● **RECORDS FOR PROCESSING**:
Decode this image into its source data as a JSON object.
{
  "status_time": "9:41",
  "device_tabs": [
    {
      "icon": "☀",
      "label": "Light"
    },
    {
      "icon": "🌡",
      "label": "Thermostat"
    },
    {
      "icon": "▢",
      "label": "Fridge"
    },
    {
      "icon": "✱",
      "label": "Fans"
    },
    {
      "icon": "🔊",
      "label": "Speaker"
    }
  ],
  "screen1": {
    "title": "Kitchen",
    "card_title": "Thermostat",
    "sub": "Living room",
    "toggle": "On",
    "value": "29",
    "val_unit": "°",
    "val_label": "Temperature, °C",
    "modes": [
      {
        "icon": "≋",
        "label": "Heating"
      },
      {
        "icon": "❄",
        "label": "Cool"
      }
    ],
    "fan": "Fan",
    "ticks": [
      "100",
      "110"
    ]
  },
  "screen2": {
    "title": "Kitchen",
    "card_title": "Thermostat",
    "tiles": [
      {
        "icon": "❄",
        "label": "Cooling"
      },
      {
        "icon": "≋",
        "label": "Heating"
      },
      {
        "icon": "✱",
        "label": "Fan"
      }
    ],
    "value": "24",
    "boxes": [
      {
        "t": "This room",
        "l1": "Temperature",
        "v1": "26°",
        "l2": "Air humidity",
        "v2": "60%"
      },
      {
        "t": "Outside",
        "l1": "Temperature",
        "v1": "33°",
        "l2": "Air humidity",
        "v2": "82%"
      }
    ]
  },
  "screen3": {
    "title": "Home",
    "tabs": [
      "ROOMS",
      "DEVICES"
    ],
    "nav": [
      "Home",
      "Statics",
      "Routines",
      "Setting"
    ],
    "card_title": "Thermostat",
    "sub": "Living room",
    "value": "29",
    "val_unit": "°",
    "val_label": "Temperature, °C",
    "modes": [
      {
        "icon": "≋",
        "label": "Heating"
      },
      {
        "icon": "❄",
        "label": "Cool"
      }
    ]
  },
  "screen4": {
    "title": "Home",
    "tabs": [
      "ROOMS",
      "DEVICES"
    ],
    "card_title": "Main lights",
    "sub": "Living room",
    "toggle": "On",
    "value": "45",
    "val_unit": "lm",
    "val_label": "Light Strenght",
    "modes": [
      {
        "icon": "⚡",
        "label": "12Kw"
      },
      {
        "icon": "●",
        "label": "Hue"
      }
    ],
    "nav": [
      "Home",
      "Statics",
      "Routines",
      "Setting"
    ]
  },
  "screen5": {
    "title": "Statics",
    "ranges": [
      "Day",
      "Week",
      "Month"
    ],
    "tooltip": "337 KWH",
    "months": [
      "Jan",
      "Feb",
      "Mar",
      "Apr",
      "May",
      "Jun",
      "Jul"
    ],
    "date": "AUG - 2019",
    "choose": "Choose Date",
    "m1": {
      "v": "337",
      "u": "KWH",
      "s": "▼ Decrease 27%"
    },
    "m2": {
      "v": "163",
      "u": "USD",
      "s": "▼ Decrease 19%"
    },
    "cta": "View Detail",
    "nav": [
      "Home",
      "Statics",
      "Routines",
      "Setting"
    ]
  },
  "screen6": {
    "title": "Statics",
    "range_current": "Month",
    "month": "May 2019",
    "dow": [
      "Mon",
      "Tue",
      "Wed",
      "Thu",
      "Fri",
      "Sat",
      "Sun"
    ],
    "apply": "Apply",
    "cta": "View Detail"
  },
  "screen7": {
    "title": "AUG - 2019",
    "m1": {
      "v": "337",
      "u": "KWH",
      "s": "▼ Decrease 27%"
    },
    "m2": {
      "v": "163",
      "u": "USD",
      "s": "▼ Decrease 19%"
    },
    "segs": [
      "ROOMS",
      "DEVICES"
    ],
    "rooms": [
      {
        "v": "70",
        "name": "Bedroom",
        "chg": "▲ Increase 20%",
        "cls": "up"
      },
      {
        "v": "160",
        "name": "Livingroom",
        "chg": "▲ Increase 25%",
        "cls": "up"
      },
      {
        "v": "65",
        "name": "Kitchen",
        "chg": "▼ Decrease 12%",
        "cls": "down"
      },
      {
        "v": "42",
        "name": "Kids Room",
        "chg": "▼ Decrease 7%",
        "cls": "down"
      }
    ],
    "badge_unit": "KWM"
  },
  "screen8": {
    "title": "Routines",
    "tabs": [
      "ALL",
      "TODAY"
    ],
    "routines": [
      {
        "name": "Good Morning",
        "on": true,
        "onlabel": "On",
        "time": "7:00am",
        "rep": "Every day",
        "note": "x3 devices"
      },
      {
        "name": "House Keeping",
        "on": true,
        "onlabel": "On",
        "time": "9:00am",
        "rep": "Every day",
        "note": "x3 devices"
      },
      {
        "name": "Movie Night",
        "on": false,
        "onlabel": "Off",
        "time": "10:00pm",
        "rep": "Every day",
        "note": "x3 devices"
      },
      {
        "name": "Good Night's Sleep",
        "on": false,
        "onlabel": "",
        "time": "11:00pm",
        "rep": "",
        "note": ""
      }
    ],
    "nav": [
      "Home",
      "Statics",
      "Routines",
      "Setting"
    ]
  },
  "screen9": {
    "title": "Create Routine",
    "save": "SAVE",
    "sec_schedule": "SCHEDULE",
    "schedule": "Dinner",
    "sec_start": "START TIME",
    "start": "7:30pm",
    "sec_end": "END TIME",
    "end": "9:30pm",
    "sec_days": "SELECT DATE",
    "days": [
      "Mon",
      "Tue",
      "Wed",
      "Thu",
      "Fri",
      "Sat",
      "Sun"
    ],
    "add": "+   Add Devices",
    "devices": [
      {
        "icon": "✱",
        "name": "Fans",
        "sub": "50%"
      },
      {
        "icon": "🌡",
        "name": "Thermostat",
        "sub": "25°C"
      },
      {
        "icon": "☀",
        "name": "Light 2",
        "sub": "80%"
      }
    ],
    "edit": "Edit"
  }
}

● **GIVEN INSTRUCTION**:
Copy every record exactly as presented.

● **ANSWER TO THE PROBLEM**:
Decode this image into its source data as a JSON object.
{
  "status_time": "9:41",
  "device_tabs": [
    {
      "icon": "☀",
      "label": "Light"
    },
    {
      "icon": "🌡",
      "label": "Thermostat"
    },
    {
      "icon": "▢",
      "label": "Fridge"
    },
    {
      "icon": "✱",
      "label": "Fans"
    },
    {
      "icon": "🔊",
      "label": "Speaker"
    }
  ],
  "screen1": {
    "title": "Kitchen",
    "card_title": "Thermostat",
    "sub": "Living room",
    "toggle": "On",
    "value": "29",
    "val_unit": "°",
    "val_label": "Temperature, °C",
    "modes": [
      {
        "icon": "≋",
        "label": "Heating"
      },
      {
        "icon": "❄",
        "label": "Cool"
      }
    ],
    "fan": "Fan",
    "ticks": [
      "100",
      "110"
    ]
  },
  "screen2": {
    "title": "Kitchen",
    "card_title": "Thermostat",
    "tiles": [
      {
        "icon": "❄",
        "label": "Cooling"
      },
      {
        "icon": "≋",
        "label": "Heating"
      },
      {
        "icon": "✱",
        "label": "Fan"
      }
    ],
    "value": "24",
    "boxes": [
      {
        "t": "This room",
        "l1": "Temperature",
        "v1": "26°",
        "l2": "Air humidity",
        "v2": "60%"
      },
      {
        "t": "Outside",
        "l1": "Temperature",
        "v1": "33°",
        "l2": "Air humidity",
        "v2": "82%"
      }
    ]
  },
  "screen3": {
    "title": "Home",
    "tabs": [
      "ROOMS",
      "DEVICES"
    ],
    "nav": [
      "Home",
      "Statics",
      "Routines",
      "Setting"
    ],
    "card_title": "Thermostat",
    "sub": "Living room",
    "value": "29",
    "val_unit": "°",
    "val_label": "Temperature, °C",
    "modes": [
      {
        "icon": "≋",
        "label": "Heating"
      },
      {
        "icon": "❄",
        "label": "Cool"
      }
    ]
  },
  "screen4": {
    "title": "Home",
    "tabs": [
      "ROOMS",
      "DEVICES"
    ],
    "card_title": "Main lights",
    "sub": "Living room",
    "toggle": "On",
    "value": "45",
    "val_unit": "lm",
    "val_label": "Light Strenght",
    "modes": [
      {
        "icon": "⚡",
        "label": "12Kw"
      },
      {
        "icon": "●",
        "label": "Hue"
      }
    ],
    "nav": [
      "Home",
      "Statics",
      "Routines",
      "Setting"
    ]
  },
  "screen5": {
    "title": "Statics",
    "ranges": [
      "Day",
      "Week",
      "Month"
    ],
    "tooltip": "337 KWH",
    "months": [
      "Jan",
      "Feb",
      "Mar",
      "Apr",
      "May",
      "Jun",
      "Jul"
    ],
    "date": "AUG - 2019",
    "choose": "Choose Date",
    "m1": {
      "v": "337",
      "u": "KWH",
      "s": "▼ Decrease 27%"
    },
    "m2": {
      "v": "163",
      "u": "USD",
      "s": "▼ Decrease 19%"
    },
    "cta": "View Detail",
    "nav": [
      "Home",
      "Statics",
      "Routines",
      "Setting"
    ]
  },
  "screen6": {
    "title": "Statics",
    "range_current": "Month",
    "month": "May 2019",
    "dow": [
      "Mon",
      "Tue",
      "Wed",
      "Thu",
      "Fri",
      "Sat",
      "Sun"
    ],
    "apply": "Apply",
    "cta": "View Detail"
  },
  "screen7": {
    "title": "AUG - 2019",
    "m1": {
      "v": "337",
      "u": "KWH",
      "s": "▼ Decrease 27%"
    },
    "m2": {
      "v": "163",
      "u": "USD",
      "s": "▼ Decrease 19%"
    },
    "segs": [
      "ROOMS",
      "DEVICES"
    ],
    "rooms": [
      {
        "v": "70",
        "name": "Bedroom",
        "chg": "▲ Increase 20%",
        "cls": "up"
      },
      {
        "v": "160",
        "name": "Livingroom",
        "chg": "▲ Increase 25%",
        "cls": "up"
      },
      {
        "v": "65",
        "name": "Kitchen",
        "chg": "▼ Decrease 12%",
        "cls": "down"
      },
      {
        "v": "42",
        "name": "Kids Room",
        "chg": "▼ Decrease 7%",
        "cls": "down"
      }
    ],
    "badge_unit": "KWM"
  },
  "screen8": {
    "title": "Routines",
    "tabs": [
      "ALL",
      "TODAY"
    ],
    "routines": [
      {
        "name": "Good Morning",
        "on": true,
        "onlabel": "On",
        "time": "7:00am",
        "rep": "Every day",
        "note": "x3 devices"
      },
      {
        "name": "House Keeping",
        "on": true,
        "onlabel": "On",
        "time": "9:00am",
        "rep": "Every day",
        "note": "x3 devices"
      },
      {
        "name": "Movie Night",
        "on": false,
        "onlabel": "Off",
        "time": "10:00pm",
        "rep": "Every day",
        "note": "x3 devices"
      },
      {
        "name": "Good Night's Sleep",
        "on": false,
        "onlabel": "",
        "time": "11:00pm",
        "rep": "",
        "note": ""
      }
    ],
    "nav": [
      "Home",
      "Statics",
      "Routines",
      "Setting"
    ]
  },
  "screen9": {
    "title": "Create Routine",
    "save": "SAVE",
    "sec_schedule": "SCHEDULE",
    "schedule": "Dinner",
    "sec_start": "START TIME",
    "start": "7:30pm",
    "sec_end": "END TIME",
    "end": "9:30pm",
    "sec_days": "SELECT DATE",
    "days": [
      "Mon",
      "Tue",
      "Wed",
      "Thu",
      "Fri",
      "Sat",
      "Sun"
    ],
    "add": "+   Add Devices",
    "devices": [
      {
        "icon": "✱",
        "name": "Fans",
        "sub": "50%"
      },
      {
        "icon": "🌡",
        "name": "Thermostat",
        "sub": "25°C"
      },
      {
        "icon": "☀",
        "name": "Light 2",
        "sub": "80%"
      }
    ],
    "edit": "Edit"
  }
}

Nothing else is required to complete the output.